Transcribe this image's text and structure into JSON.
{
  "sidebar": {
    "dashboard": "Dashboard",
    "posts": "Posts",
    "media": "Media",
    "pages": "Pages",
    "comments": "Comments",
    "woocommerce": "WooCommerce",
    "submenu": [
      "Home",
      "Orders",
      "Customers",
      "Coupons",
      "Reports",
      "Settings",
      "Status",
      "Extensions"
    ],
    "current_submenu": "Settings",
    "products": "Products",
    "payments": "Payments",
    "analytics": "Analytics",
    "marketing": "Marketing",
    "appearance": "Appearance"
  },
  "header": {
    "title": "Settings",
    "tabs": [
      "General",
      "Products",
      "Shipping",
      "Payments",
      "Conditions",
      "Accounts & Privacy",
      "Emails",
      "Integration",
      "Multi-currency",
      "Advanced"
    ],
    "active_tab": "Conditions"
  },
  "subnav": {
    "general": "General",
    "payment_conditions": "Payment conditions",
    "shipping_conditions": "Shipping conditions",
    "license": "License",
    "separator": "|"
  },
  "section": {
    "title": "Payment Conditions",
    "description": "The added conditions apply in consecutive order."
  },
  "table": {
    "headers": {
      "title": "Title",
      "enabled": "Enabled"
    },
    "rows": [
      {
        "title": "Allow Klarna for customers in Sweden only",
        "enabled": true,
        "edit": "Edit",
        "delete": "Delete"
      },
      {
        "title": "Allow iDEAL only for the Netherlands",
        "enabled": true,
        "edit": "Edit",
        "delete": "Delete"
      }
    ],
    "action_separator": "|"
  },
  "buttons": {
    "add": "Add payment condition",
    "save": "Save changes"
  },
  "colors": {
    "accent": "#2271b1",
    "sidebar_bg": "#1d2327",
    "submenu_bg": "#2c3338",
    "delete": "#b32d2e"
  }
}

■ ■ ■ ■ ■

Task statement: Which lines of the data above contain "title"? Copy each one.

Response below:
    "title": "Settings",
    "title": "Payment Conditions",
      "title": "Title",
        "title": "Allow Klarna for customers in Sweden only",
        "title": "Allow iDEAL only for the Netherlands",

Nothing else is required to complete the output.